§ **Aufgabenstellung**
Schreiben Sie aus dem Text über Einbauten im Grundwasser den Abschnitt wortgetreu ab, der mit den Worten „Einbauten verringern das“ beginnt und mit „Durchlässigkeit des Untergrundes.“ endet.

§ **Text**
# # # #

Einbauten verringern das Speichervolumen und teilweise auch die Durchgängigkeit des Untergrunds für das Grundwasser. Für den Trinkwasserschutz sind diese Einwirkungen im Allgemeinen von untergeordneter Bedeutung. Hingegen führen sie zu unerwünschten Nebeneffekten, beispielsweise einer Umlenkung von Grundwasserströmen. Durch grössere Grundwasserspiegelabsenkungen bei Baustellen können zusätzlich Schadstoffe von Industriealtlasten oder Betriebsstandorten mobilisiert und unkontrolliert verfrachtet werden. Zudem wird dem Risiko von Geländeabsenkungen oder Tagbrüchen während der Bauphase mit Zementinjektionen begegnet. Dadurch entstehen, je nach Bauwerkgrösse, lokal bis regional irreversible Verringerungen der Porosität und der Durchlässigkeit des Untergrundes.

# # # #

§ **Bereitgestelltes Material**
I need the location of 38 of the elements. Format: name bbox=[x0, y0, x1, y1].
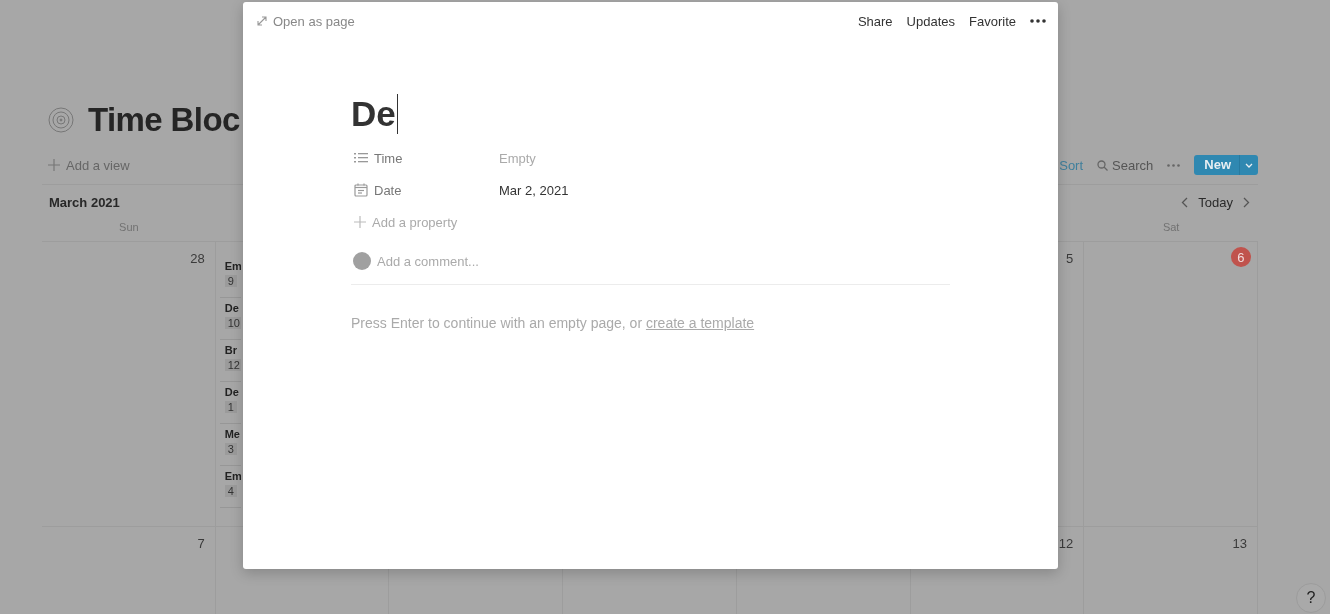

# # # #

§ **Lösung**
Einbauten verringern das Speichervolumen und teilweise auch die Durchgängigkeit des Untergrunds für das Grundwasser. Für den Trinkwasserschutz sind diese Einwirkungen im Allgemeinen von untergeordneter Bedeutung. Hingegen führen sie zu unerwünschten Nebeneffekten, beispielsweise einer Umlenkung von Grundwasserströmen. Durch grössere Grundwasserspiegelabsenkungen bei Baustellen können zusätzlich Schadstoffe von Industriealtlasten oder Betriebsstandorten mobilisiert und unkontrolliert verfrachtet werden. Zudem wird dem Risiko von Geländeabsenkungen oder Tagbrüchen während der Bauphase mit Zementinjektionen begegnet. Dadurch entstehen, je nach Bauwerkgrösse, lokal bis regional irreversible Verringerungen der Porosität und der Durchlässigkeit des Untergrundes.